**DATA SUPPLIED**
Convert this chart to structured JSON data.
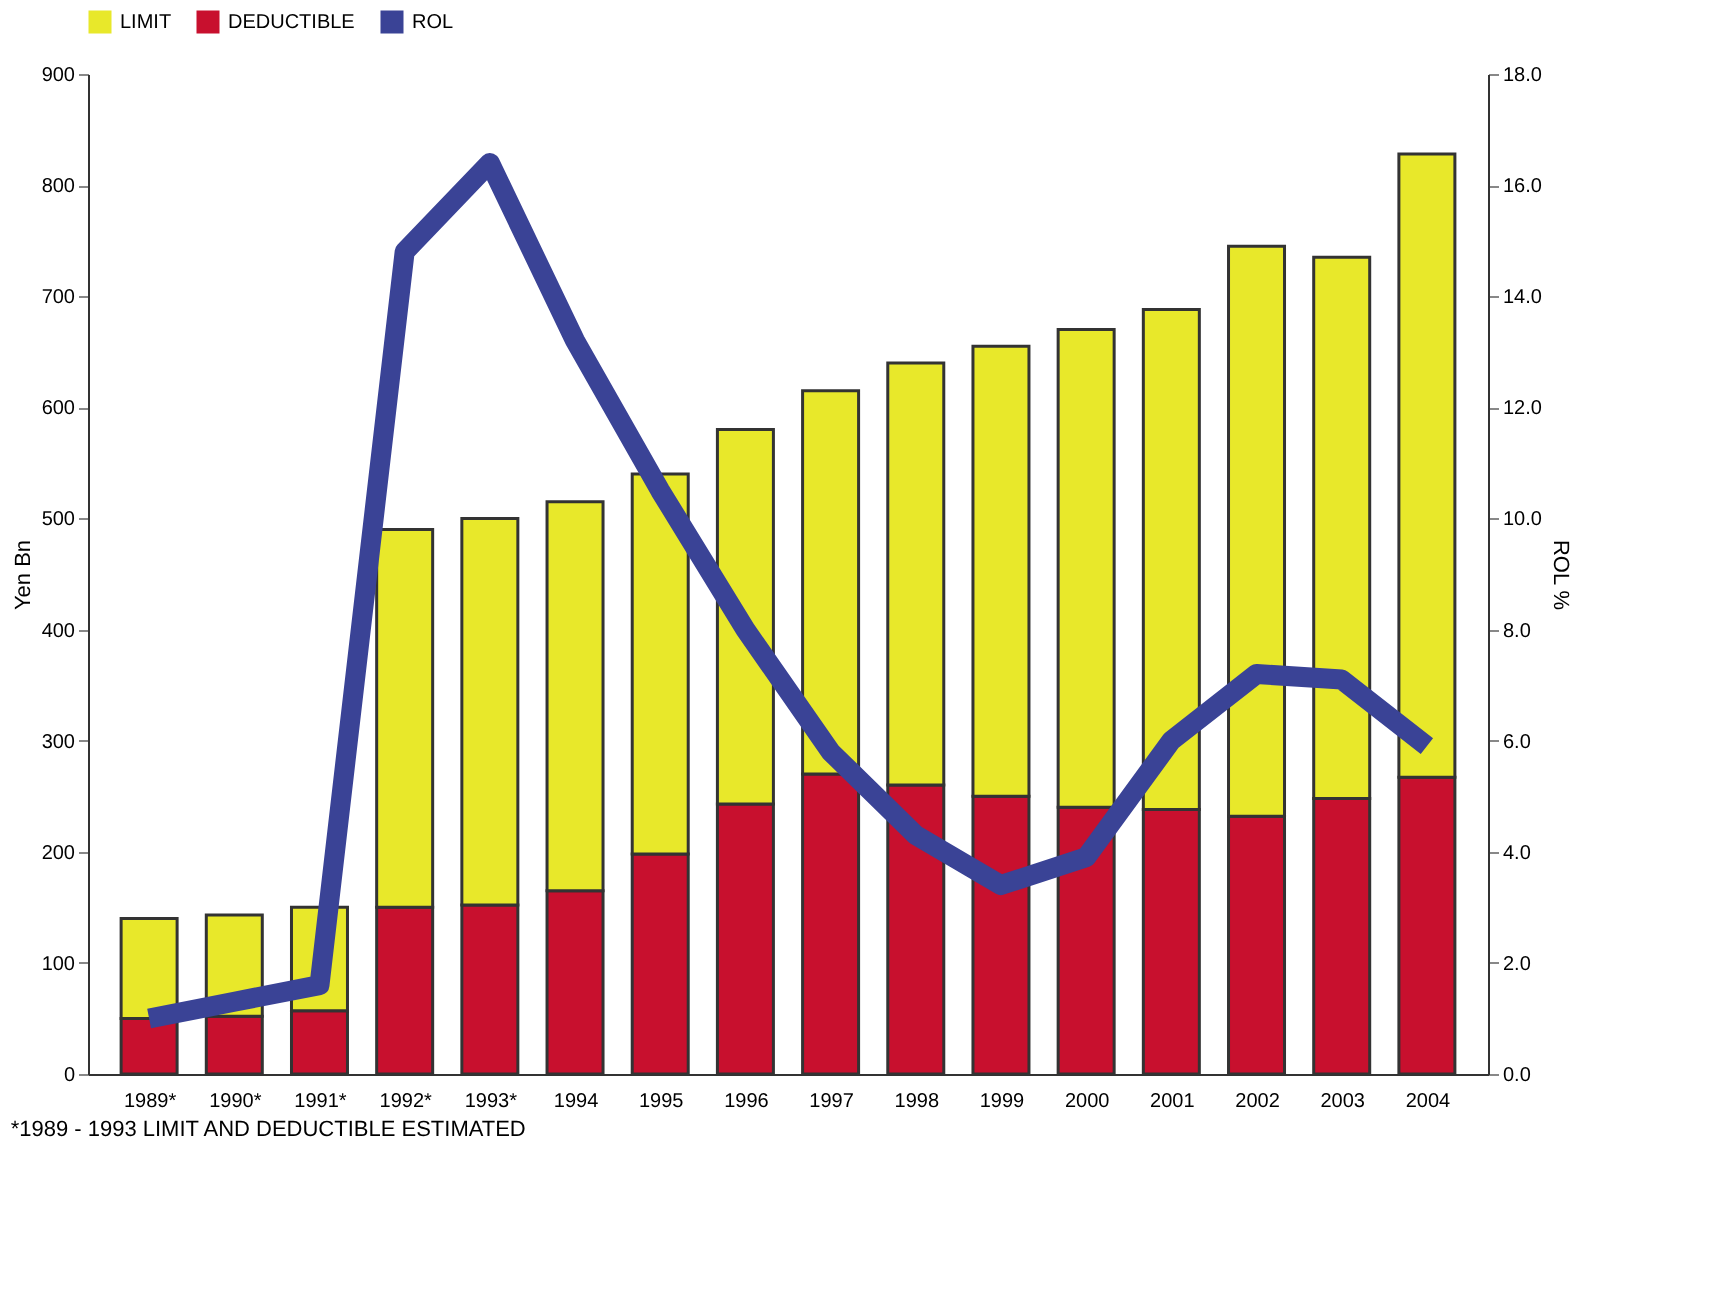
{
  "chart_data": {
    "type": "bar",
    "stacked": true,
    "categories": [
      "1989*",
      "1990*",
      "1991*",
      "1992*",
      "1993*",
      "1994",
      "1995",
      "1996",
      "1997",
      "1998",
      "1999",
      "2000",
      "2001",
      "2002",
      "2003",
      "2004"
    ],
    "series": [
      {
        "name": "DEDUCTIBLE",
        "color": "#c8102e",
        "values": [
          50,
          52,
          57,
          150,
          152,
          165,
          198,
          243,
          270,
          260,
          250,
          240,
          238,
          232,
          248,
          267
        ]
      },
      {
        "name": "LIMIT",
        "color": "#e8e82a",
        "values": [
          90,
          91,
          93,
          340,
          348,
          350,
          342,
          337,
          345,
          380,
          405,
          430,
          450,
          513,
          487,
          561
        ]
      },
      {
        "name": "ROL",
        "color": "#3a4396",
        "type": "line",
        "axis": "y2",
        "values": [
          1.0,
          1.3,
          1.6,
          14.8,
          16.4,
          13.2,
          10.5,
          8.0,
          5.8,
          4.3,
          3.4,
          3.9,
          6.0,
          7.2,
          7.1,
          5.9
        ]
      }
    ],
    "ylabel": "Yen Bn",
    "y2label": "ROL %",
    "ylim": [
      0,
      900
    ],
    "yticks": [
      0,
      100,
      200,
      300,
      400,
      500,
      600,
      700,
      800,
      900
    ],
    "y2lim": [
      0,
      18
    ],
    "y2ticks": [
      {
        "value": 0,
        "label": "0.0"
      },
      {
        "value": 2,
        "label": "2.0"
      },
      {
        "value": 4,
        "label": "4.0"
      },
      {
        "value": 6,
        "label": "6.0"
      },
      {
        "value": 8,
        "label": "8.0"
      },
      {
        "value": 10,
        "label": "10.0"
      },
      {
        "value": 12,
        "label": "12.0"
      },
      {
        "value": 14,
        "label": "14.0"
      },
      {
        "value": 16,
        "label": "16.0"
      },
      {
        "value": 18,
        "label": "18.0"
      }
    ],
    "legend": "top",
    "grid": false,
    "annotations": [
      "*1989 - 1993 LIMIT AND DEDUCTIBLE ESTIMATED"
    ]
  }
}
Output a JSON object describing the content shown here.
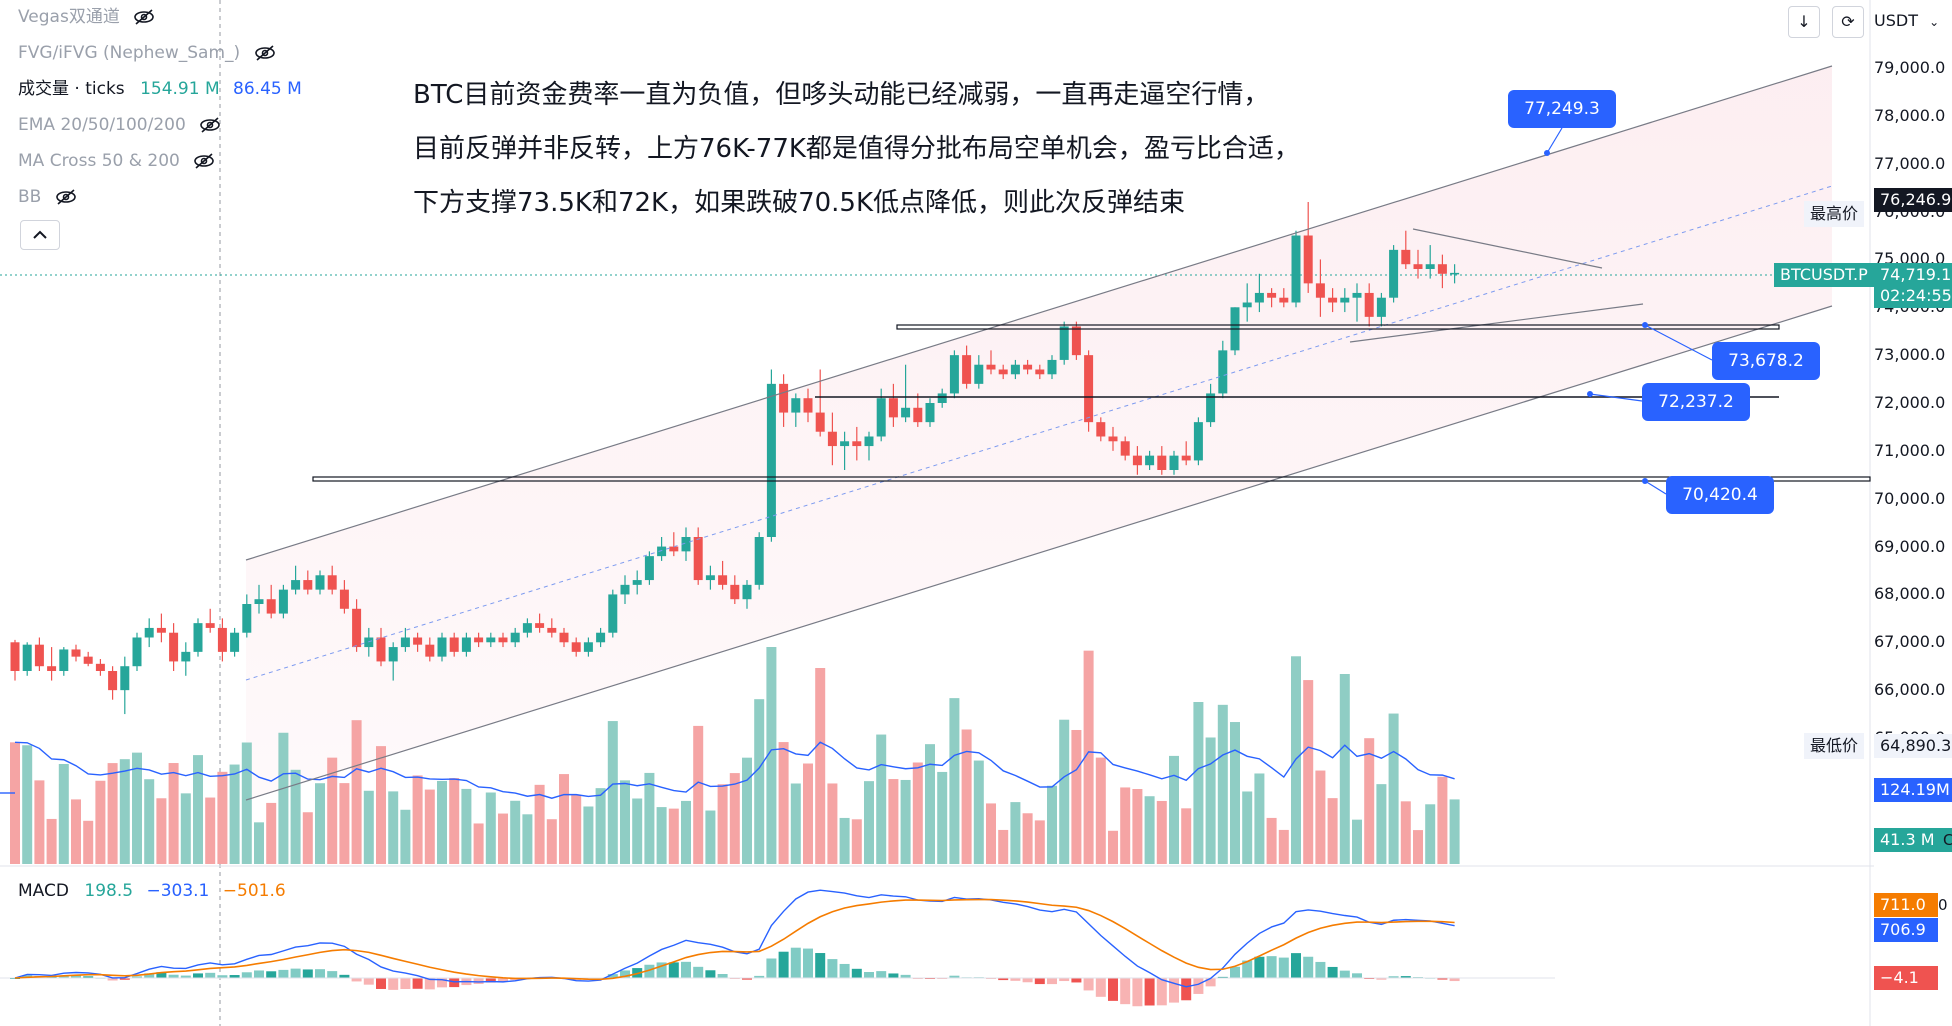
{
  "toolbar": {
    "scroll_icon": "arrow-down-icon",
    "reset_icon": "refresh-icon",
    "currency": "USDT",
    "currency_dropdown_icon": "chevron-down-icon"
  },
  "indicators": [
    {
      "label": "Vegas双通道",
      "hidden": true
    },
    {
      "label": "FVG/iFVG (Nephew_Sam_)",
      "hidden": true
    },
    {
      "label": "成交量 · ticks",
      "value1": "154.91 M",
      "value2": "86.45 M",
      "hidden": false
    },
    {
      "label": "EMA 20/50/100/200",
      "hidden": true
    },
    {
      "label": "MA Cross 50 & 200",
      "hidden": true
    },
    {
      "label": "BB",
      "hidden": true
    }
  ],
  "annotation_lines": [
    "BTC目前资金费率一直为负值，但哆头动能已经减弱，一直再走逼空行情，",
    "目前反弹并非反转，上方76K-77K都是值得分批布局空单机会，盈亏比合适，",
    "下方支撑73.5K和72K，如果跌破70.5K低点降低，则此次反弹结束"
  ],
  "price_axis": {
    "labels": [
      "79,000.0",
      "78,000.0",
      "77,000.0",
      "76,000.0",
      "75,000.0",
      "74,000.0",
      "73,000.0",
      "72,000.0",
      "71,000.0",
      "70,000.0",
      "69,000.0",
      "68,000.0",
      "67,000.0",
      "66,000.0",
      "65,000.0"
    ]
  },
  "tags": {
    "high_label": "最高价",
    "high_value": "76,246.9",
    "symbol": "BTCUSDT.P",
    "last_price": "74,719.1",
    "countdown": "02:24:55",
    "low_label": "最低价",
    "low_value": "64,890.3",
    "vol1": "124.19M",
    "vol2": "41.3 M",
    "vol_extra": "C"
  },
  "callouts": [
    "77,249.3",
    "73,678.2",
    "72,237.2",
    "70,420.4"
  ],
  "macd": {
    "label": "MACD",
    "v1": "198.5",
    "v2": "−303.1",
    "v3": "−501.6",
    "tag_orange": "711.0",
    "tag_orange_suffix": "0",
    "tag_blue": "706.9",
    "tag_red": "−4.1"
  },
  "colors": {
    "up": "#26a69a",
    "down": "#ef5350",
    "accent": "#2962ff",
    "macd_signal": "#f57c00"
  },
  "chart_data": {
    "type": "candlestick",
    "symbol": "BTCUSDT.P",
    "ylim": [
      64890.3,
      79200
    ],
    "candles": [
      [
        67000,
        67050,
        66200,
        66400
      ],
      [
        66400,
        67000,
        66300,
        66950
      ],
      [
        66950,
        67100,
        66400,
        66500
      ],
      [
        66500,
        66900,
        66200,
        66400
      ],
      [
        66400,
        66900,
        66300,
        66850
      ],
      [
        66850,
        66950,
        66600,
        66700
      ],
      [
        66700,
        66800,
        66500,
        66550
      ],
      [
        66550,
        66650,
        66300,
        66400
      ],
      [
        66400,
        66500,
        65800,
        66000
      ],
      [
        66000,
        66700,
        65500,
        66500
      ],
      [
        66500,
        67200,
        66400,
        67100
      ],
      [
        67100,
        67500,
        66900,
        67300
      ],
      [
        67300,
        67600,
        67000,
        67200
      ],
      [
        67200,
        67400,
        66400,
        66600
      ],
      [
        66600,
        67000,
        66300,
        66800
      ],
      [
        66800,
        67500,
        66700,
        67400
      ],
      [
        67400,
        67700,
        67200,
        67300
      ],
      [
        67300,
        67500,
        66600,
        66800
      ],
      [
        66800,
        67300,
        66700,
        67200
      ],
      [
        67200,
        68000,
        67100,
        67800
      ],
      [
        67800,
        68200,
        67600,
        67900
      ],
      [
        67900,
        68200,
        67500,
        67600
      ],
      [
        67600,
        68200,
        67500,
        68100
      ],
      [
        68100,
        68600,
        68000,
        68300
      ],
      [
        68300,
        68500,
        68000,
        68100
      ],
      [
        68100,
        68500,
        68000,
        68400
      ],
      [
        68400,
        68600,
        68000,
        68100
      ],
      [
        68100,
        68300,
        67600,
        67700
      ],
      [
        67700,
        67900,
        66800,
        66900
      ],
      [
        66900,
        67300,
        66700,
        67100
      ],
      [
        67100,
        67300,
        66500,
        66600
      ],
      [
        66600,
        67000,
        66200,
        66900
      ],
      [
        66900,
        67300,
        66800,
        67100
      ],
      [
        67100,
        67200,
        66800,
        66950
      ],
      [
        66950,
        67100,
        66600,
        66700
      ],
      [
        66700,
        67200,
        66600,
        67100
      ],
      [
        67100,
        67200,
        66700,
        66800
      ],
      [
        66800,
        67200,
        66700,
        67100
      ],
      [
        67100,
        67200,
        66900,
        67000
      ],
      [
        67000,
        67200,
        66900,
        67100
      ],
      [
        67100,
        67200,
        66900,
        67000
      ],
      [
        67000,
        67300,
        66900,
        67200
      ],
      [
        67200,
        67500,
        67100,
        67400
      ],
      [
        67400,
        67600,
        67200,
        67300
      ],
      [
        67300,
        67500,
        67100,
        67200
      ],
      [
        67200,
        67300,
        66900,
        67000
      ],
      [
        67000,
        67100,
        66700,
        66800
      ],
      [
        66800,
        67100,
        66700,
        67000
      ],
      [
        67000,
        67300,
        66900,
        67200
      ],
      [
        67200,
        68100,
        67100,
        68000
      ],
      [
        68000,
        68400,
        67800,
        68200
      ],
      [
        68200,
        68500,
        68000,
        68300
      ],
      [
        68300,
        68900,
        68200,
        68800
      ],
      [
        68800,
        69200,
        68700,
        69000
      ],
      [
        69000,
        69300,
        68800,
        68900
      ],
      [
        68900,
        69400,
        68700,
        69200
      ],
      [
        69200,
        69400,
        68200,
        68300
      ],
      [
        68300,
        68600,
        68100,
        68400
      ],
      [
        68400,
        68700,
        68100,
        68200
      ],
      [
        68200,
        68400,
        67800,
        67900
      ],
      [
        67900,
        68300,
        67700,
        68200
      ],
      [
        68200,
        69300,
        68100,
        69200
      ],
      [
        69200,
        72700,
        69100,
        72400
      ],
      [
        72400,
        72600,
        71500,
        71800
      ],
      [
        71800,
        72200,
        71500,
        72100
      ],
      [
        72100,
        72300,
        71600,
        71800
      ],
      [
        71800,
        72700,
        71300,
        71400
      ],
      [
        71400,
        71800,
        70700,
        71100
      ],
      [
        71100,
        71400,
        70600,
        71200
      ],
      [
        71200,
        71500,
        70800,
        71100
      ],
      [
        71100,
        71400,
        70800,
        71300
      ],
      [
        71300,
        72300,
        71200,
        72100
      ],
      [
        72100,
        72400,
        71500,
        71700
      ],
      [
        71700,
        72800,
        71600,
        71900
      ],
      [
        71900,
        72200,
        71500,
        71600
      ],
      [
        71600,
        72100,
        71500,
        72000
      ],
      [
        72000,
        72300,
        71900,
        72200
      ],
      [
        72200,
        73100,
        72100,
        73000
      ],
      [
        73000,
        73200,
        72300,
        72400
      ],
      [
        72400,
        73000,
        72300,
        72800
      ],
      [
        72800,
        73100,
        72600,
        72700
      ],
      [
        72700,
        72800,
        72500,
        72600
      ],
      [
        72600,
        72900,
        72500,
        72800
      ],
      [
        72800,
        72900,
        72600,
        72700
      ],
      [
        72700,
        72800,
        72500,
        72600
      ],
      [
        72600,
        73000,
        72500,
        72900
      ],
      [
        72900,
        73700,
        72800,
        73600
      ],
      [
        73600,
        73700,
        72900,
        73000
      ],
      [
        73000,
        73100,
        71400,
        71600
      ],
      [
        71600,
        71700,
        71200,
        71300
      ],
      [
        71300,
        71500,
        71000,
        71200
      ],
      [
        71200,
        71300,
        70800,
        70900
      ],
      [
        70900,
        71100,
        70500,
        70700
      ],
      [
        70700,
        71000,
        70600,
        70900
      ],
      [
        70900,
        71100,
        70500,
        70600
      ],
      [
        70600,
        71000,
        70500,
        70900
      ],
      [
        70900,
        71200,
        70700,
        70800
      ],
      [
        70800,
        71700,
        70700,
        71600
      ],
      [
        71600,
        72400,
        71500,
        72200
      ],
      [
        72200,
        73300,
        72100,
        73100
      ],
      [
        73100,
        74000,
        73000,
        74000
      ],
      [
        74000,
        74500,
        73700,
        74100
      ],
      [
        74100,
        74700,
        73900,
        74300
      ],
      [
        74300,
        74400,
        74000,
        74200
      ],
      [
        74200,
        74400,
        74000,
        74100
      ],
      [
        74100,
        75600,
        74000,
        75500
      ],
      [
        75500,
        76200,
        74300,
        74500
      ],
      [
        74500,
        75000,
        73800,
        74200
      ],
      [
        74200,
        74400,
        73900,
        74100
      ],
      [
        74100,
        74400,
        73900,
        74200
      ],
      [
        74200,
        74500,
        73700,
        74300
      ],
      [
        74300,
        74500,
        73600,
        73800
      ],
      [
        73800,
        74300,
        73600,
        74200
      ],
      [
        74200,
        75300,
        74100,
        75200
      ],
      [
        75200,
        75600,
        74800,
        74900
      ],
      [
        74900,
        75200,
        74600,
        74800
      ],
      [
        74800,
        75300,
        74600,
        74900
      ],
      [
        74900,
        75100,
        74400,
        74700
      ],
      [
        74700,
        74900,
        74500,
        74719
      ]
    ]
  }
}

**INSTRUCTION**
Find each line with the string "DEDUCTIBLE" and copy it out.

**RESULT FOR THIS TASK**
        "name": "DEDUCTIBLE",
      "*1989 - 1993 LIMIT AND DEDUCTIBLE ESTIMATED"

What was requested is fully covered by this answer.